Collected data
□ □ □
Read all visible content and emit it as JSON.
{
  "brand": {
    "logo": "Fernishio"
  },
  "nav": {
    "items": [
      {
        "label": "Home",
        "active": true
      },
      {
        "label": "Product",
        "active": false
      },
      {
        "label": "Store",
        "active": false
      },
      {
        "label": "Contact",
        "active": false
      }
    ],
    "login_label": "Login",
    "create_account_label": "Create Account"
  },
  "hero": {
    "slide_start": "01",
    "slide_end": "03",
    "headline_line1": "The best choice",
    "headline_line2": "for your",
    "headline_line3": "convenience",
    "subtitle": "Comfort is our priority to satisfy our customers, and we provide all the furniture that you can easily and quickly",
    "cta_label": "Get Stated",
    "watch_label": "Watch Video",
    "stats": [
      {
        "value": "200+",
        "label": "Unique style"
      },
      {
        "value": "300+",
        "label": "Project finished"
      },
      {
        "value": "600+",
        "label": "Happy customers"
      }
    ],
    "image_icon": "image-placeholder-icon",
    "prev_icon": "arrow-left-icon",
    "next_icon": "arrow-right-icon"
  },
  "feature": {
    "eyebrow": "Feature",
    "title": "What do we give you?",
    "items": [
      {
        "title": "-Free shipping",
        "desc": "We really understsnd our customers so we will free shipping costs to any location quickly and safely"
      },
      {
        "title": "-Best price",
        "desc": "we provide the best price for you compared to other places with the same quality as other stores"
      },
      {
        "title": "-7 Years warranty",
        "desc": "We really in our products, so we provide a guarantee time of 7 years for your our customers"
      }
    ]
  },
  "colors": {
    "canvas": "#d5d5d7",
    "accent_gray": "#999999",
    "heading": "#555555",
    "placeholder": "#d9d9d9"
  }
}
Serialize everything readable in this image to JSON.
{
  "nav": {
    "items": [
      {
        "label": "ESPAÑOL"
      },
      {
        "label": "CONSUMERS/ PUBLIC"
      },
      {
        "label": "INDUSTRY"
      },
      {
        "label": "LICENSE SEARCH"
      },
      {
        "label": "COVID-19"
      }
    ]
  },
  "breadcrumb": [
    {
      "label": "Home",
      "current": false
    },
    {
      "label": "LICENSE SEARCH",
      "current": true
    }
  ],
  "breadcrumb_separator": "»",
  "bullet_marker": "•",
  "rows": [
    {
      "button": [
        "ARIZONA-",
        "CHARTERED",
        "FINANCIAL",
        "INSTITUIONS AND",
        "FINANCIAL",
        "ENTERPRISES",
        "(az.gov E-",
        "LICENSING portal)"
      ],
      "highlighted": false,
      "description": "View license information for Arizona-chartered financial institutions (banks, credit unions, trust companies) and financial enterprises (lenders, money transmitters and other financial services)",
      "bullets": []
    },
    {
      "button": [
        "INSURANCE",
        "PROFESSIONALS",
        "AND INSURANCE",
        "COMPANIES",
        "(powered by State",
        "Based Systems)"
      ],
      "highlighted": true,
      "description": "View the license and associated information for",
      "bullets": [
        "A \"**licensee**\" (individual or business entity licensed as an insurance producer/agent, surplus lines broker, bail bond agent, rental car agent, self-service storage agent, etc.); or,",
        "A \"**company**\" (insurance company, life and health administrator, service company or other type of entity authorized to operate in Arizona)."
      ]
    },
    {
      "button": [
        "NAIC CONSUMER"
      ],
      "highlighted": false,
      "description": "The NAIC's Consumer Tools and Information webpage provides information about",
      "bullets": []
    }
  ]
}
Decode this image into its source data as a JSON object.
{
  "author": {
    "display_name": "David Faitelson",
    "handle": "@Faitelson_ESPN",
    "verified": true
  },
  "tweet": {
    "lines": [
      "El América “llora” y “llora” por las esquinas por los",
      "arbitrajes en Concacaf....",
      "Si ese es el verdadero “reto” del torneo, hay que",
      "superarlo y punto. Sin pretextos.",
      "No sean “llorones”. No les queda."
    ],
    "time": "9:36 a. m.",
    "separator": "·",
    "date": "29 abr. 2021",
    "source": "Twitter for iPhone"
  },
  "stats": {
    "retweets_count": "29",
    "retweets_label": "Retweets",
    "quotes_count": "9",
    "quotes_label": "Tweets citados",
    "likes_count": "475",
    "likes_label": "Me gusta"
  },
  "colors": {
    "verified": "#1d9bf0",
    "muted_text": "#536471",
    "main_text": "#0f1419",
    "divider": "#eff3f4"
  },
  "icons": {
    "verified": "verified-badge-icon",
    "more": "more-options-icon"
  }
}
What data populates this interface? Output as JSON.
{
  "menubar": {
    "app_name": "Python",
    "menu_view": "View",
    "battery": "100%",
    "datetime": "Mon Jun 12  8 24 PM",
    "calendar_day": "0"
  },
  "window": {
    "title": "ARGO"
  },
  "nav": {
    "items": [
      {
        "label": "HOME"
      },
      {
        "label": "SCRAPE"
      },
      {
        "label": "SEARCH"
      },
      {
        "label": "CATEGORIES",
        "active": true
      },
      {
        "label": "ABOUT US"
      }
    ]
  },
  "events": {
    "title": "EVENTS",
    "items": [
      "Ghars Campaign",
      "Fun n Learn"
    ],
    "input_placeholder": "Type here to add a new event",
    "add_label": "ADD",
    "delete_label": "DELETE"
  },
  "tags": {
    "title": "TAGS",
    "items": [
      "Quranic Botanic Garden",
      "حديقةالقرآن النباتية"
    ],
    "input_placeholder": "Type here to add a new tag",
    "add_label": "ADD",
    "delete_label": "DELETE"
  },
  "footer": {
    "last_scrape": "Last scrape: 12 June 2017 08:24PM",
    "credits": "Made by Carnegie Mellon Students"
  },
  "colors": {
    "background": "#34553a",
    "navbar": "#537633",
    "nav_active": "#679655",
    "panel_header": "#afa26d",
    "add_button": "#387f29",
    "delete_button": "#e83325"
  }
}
□ □ □
§ Exercise directions
Counting only lines of the data above that hold "description", report the total and nothing else.

§ Completed task
3